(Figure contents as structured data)
----------------

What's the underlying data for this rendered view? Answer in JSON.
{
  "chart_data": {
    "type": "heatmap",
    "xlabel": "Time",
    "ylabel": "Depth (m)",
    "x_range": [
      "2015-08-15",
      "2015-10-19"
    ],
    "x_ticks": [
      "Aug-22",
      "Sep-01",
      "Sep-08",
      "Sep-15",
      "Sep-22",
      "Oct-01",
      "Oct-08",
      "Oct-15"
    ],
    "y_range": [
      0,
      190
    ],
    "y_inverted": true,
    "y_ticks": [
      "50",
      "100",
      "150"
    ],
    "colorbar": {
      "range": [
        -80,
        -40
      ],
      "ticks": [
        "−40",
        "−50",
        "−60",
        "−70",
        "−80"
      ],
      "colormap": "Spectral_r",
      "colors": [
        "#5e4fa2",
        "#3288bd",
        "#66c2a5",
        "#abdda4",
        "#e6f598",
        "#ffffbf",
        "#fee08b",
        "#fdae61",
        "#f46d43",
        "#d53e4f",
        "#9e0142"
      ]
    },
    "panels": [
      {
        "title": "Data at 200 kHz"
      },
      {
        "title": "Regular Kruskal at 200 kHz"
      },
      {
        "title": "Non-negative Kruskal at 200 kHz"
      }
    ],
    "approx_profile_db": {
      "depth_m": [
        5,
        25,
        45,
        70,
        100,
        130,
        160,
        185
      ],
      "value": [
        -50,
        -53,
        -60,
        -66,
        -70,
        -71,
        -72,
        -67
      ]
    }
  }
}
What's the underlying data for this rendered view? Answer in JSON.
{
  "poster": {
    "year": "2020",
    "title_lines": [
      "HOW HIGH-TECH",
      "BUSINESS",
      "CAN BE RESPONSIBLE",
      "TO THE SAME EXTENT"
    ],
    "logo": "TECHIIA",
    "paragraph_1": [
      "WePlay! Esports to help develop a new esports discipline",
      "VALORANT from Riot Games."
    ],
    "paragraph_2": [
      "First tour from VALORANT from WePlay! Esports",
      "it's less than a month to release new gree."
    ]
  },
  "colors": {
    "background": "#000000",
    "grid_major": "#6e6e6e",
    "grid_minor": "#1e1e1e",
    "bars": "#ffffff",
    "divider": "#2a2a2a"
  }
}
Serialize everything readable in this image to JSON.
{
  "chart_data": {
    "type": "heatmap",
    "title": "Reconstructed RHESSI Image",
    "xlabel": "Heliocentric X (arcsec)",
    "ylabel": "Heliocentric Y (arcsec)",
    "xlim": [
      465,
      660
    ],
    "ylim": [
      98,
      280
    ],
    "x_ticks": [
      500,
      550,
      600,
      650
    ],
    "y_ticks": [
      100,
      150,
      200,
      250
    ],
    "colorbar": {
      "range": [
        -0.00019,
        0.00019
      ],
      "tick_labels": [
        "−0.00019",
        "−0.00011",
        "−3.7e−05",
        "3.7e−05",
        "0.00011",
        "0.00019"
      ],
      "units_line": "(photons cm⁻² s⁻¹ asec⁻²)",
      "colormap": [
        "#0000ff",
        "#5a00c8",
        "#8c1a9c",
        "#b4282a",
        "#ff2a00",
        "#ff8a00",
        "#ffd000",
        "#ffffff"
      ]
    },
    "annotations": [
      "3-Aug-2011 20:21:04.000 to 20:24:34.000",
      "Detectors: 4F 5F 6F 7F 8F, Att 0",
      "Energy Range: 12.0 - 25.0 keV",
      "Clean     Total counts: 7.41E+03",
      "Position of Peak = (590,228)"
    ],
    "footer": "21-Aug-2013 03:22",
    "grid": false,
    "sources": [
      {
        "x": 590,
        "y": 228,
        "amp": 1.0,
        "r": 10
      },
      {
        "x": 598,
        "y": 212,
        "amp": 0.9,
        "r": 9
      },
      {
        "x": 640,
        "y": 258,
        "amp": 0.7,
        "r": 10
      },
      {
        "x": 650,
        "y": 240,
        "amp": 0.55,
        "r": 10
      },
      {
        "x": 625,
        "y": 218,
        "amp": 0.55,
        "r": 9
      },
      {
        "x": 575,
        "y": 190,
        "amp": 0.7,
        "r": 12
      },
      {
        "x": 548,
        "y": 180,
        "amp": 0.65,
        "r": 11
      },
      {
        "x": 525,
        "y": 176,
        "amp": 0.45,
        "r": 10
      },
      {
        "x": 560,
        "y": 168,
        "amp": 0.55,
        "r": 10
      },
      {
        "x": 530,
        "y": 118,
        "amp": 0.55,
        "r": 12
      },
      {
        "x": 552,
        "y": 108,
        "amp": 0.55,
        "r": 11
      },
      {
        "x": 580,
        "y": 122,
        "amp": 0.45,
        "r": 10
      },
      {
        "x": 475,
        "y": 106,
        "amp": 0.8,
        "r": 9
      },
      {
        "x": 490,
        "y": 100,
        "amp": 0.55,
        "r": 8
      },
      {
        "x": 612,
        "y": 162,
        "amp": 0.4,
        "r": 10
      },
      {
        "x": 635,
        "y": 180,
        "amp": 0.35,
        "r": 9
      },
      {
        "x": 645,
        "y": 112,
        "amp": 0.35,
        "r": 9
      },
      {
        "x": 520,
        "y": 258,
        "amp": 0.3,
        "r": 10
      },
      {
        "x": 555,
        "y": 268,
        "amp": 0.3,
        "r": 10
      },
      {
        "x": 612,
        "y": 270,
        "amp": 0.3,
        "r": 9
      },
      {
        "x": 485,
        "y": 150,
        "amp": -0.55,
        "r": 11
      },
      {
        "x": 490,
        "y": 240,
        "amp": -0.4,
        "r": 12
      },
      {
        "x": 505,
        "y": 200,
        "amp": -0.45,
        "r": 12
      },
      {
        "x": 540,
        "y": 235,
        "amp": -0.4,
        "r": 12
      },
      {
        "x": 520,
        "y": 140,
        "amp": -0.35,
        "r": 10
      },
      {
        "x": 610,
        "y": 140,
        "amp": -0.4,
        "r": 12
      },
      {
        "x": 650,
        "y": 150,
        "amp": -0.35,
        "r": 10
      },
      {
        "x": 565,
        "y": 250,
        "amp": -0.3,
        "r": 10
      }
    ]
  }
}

----------------

OBJECTIVE: Print all of the entries exactly as they appear.

REPLY:
What's the underlying data for this rendered view? Answer in JSON.
{
  "chart_data": {
    "type": "heatmap",
    "xlabel": "Time",
    "ylabel": "Depth (m)",
    "x_range": [
      "2015-08-15",
      "2015-10-19"
    ],
    "x_ticks": [
      "Aug-22",
      "Sep-01",
      "Sep-08",
      "Sep-15",
      "Sep-22",
      "Oct-01",
      "Oct-08",
      "Oct-15"
    ],
    "y_range": [
      0,
      190
    ],
    "y_inverted": true,
    "y_ticks": [
      "50",
      "100",
      "150"
    ],
    "colorbar": {
      "range": [
        -80,
        -40
      ],
      "ticks": [
        "−40",
        "−50",
        "−60",
        "−70",
        "−80"
      ],
      "colormap": "Spectral_r",
      "colors": [
        "#5e4fa2",
        "#3288bd",
        "#66c2a5",
        "#abdda4",
        "#e6f598",
        "#ffffbf",
        "#fee08b",
        "#fdae61",
        "#f46d43",
        "#d53e4f",
        "#9e0142"
      ]
    },
    "panels": [
      {
        "title": "Data at 200 kHz"
      },
      {
        "title": "Regular Kruskal at 200 kHz"
      },
      {
        "title": "Non-negative Kruskal at 200 kHz"
      }
    ],
    "approx_profile_db": {
      "depth_m": [
        5,
        25,
        45,
        70,
        100,
        130,
        160,
        185
      ],
      "value": [
        -50,
        -53,
        -60,
        -66,
        -70,
        -71,
        -72,
        -67
      ]
    }
  }
}
What's the underlying data for this rendered view? Answer in JSON.
{
  "poster": {
    "year": "2020",
    "title_lines": [
      "HOW HIGH-TECH",
      "BUSINESS",
      "CAN BE RESPONSIBLE",
      "TO THE SAME EXTENT"
    ],
    "logo": "TECHIIA",
    "paragraph_1": [
      "WePlay! Esports to help develop a new esports discipline",
      "VALORANT from Riot Games."
    ],
    "paragraph_2": [
      "First tour from VALORANT from WePlay! Esports",
      "it's less than a month to release new gree."
    ]
  },
  "colors": {
    "background": "#000000",
    "grid_major": "#6e6e6e",
    "grid_minor": "#1e1e1e",
    "bars": "#ffffff",
    "divider": "#2a2a2a"
  }
}
Serialize everything readable in this image to JSON.
{
  "chart_data": {
    "type": "heatmap",
    "title": "Reconstructed RHESSI Image",
    "xlabel": "Heliocentric X (arcsec)",
    "ylabel": "Heliocentric Y (arcsec)",
    "xlim": [
      465,
      660
    ],
    "ylim": [
      98,
      280
    ],
    "x_ticks": [
      500,
      550,
      600,
      650
    ],
    "y_ticks": [
      100,
      150,
      200,
      250
    ],
    "colorbar": {
      "range": [
        -0.00019,
        0.00019
      ],
      "tick_labels": [
        "−0.00019",
        "−0.00011",
        "−3.7e−05",
        "3.7e−05",
        "0.00011",
        "0.00019"
      ],
      "units_line": "(photons cm⁻² s⁻¹ asec⁻²)",
      "colormap": [
        "#0000ff",
        "#5a00c8",
        "#8c1a9c",
        "#b4282a",
        "#ff2a00",
        "#ff8a00",
        "#ffd000",
        "#ffffff"
      ]
    },
    "annotations": [
      "3-Aug-2011 20:21:04.000 to 20:24:34.000",
      "Detectors: 4F 5F 6F 7F 8F, Att 0",
      "Energy Range: 12.0 - 25.0 keV",
      "Clean     Total counts: 7.41E+03",
      "Position of Peak = (590,228)"
    ],
    "footer": "21-Aug-2013 03:22",
    "grid": false,
    "sources": [
      {
        "x": 590,
        "y": 228,
        "amp": 1.0,
        "r": 10
      },
      {
        "x": 598,
        "y": 212,
        "amp": 0.9,
        "r": 9
      },
      {
        "x": 640,
        "y": 258,
        "amp": 0.7,
        "r": 10
      },
      {
        "x": 650,
        "y": 240,
        "amp": 0.55,
        "r": 10
      },
      {
        "x": 625,
        "y": 218,
        "amp": 0.55,
        "r": 9
      },
      {
        "x": 575,
        "y": 190,
        "amp": 0.7,
        "r": 12
      },
      {
        "x": 548,
        "y": 180,
        "amp": 0.65,
        "r": 11
      },
      {
        "x": 525,
        "y": 176,
        "amp": 0.45,
        "r": 10
      },
      {
        "x": 560,
        "y": 168,
        "amp": 0.55,
        "r": 10
      },
      {
        "x": 530,
        "y": 118,
        "amp": 0.55,
        "r": 12
      },
      {
        "x": 552,
        "y": 108,
        "amp": 0.55,
        "r": 11
      },
      {
        "x": 580,
        "y": 122,
        "amp": 0.45,
        "r": 10
      },
      {
        "x": 475,
        "y": 106,
        "amp": 0.8,
        "r": 9
      },
      {
        "x": 490,
        "y": 100,
        "amp": 0.55,
        "r": 8
      },
      {
        "x": 612,
        "y": 162,
        "amp": 0.4,
        "r": 10
      },
      {
        "x": 635,
        "y": 180,
        "amp": 0.35,
        "r": 9
      },
      {
        "x": 645,
        "y": 112,
        "amp": 0.35,
        "r": 9
      },
      {
        "x": 520,
        "y": 258,
        "amp": 0.3,
        "r": 10
      },
      {
        "x": 555,
        "y": 268,
        "amp": 0.3,
        "r": 10
      },
      {
        "x": 612,
        "y": 270,
        "amp": 0.3,
        "r": 9
      },
      {
        "x": 485,
        "y": 150,
        "amp": -0.55,
        "r": 11
      },
      {
        "x": 490,
        "y": 240,
        "amp": -0.4,
        "r": 12
      },
      {
        "x": 505,
        "y": 200,
        "amp": -0.45,
        "r": 12
      },
      {
        "x": 540,
        "y": 235,
        "amp": -0.4,
        "r": 12
      },
      {
        "x": 520,
        "y": 140,
        "amp": -0.35,
        "r": 10
      },
      {
        "x": 610,
        "y": 140,
        "amp": -0.4,
        "r": 12
      },
      {
        "x": 650,
        "y": 150,
        "amp": -0.35,
        "r": 10
      },
      {
        "x": 565,
        "y": 250,
        "amp": -0.3,
        "r": 10
      }
    ]
  }
}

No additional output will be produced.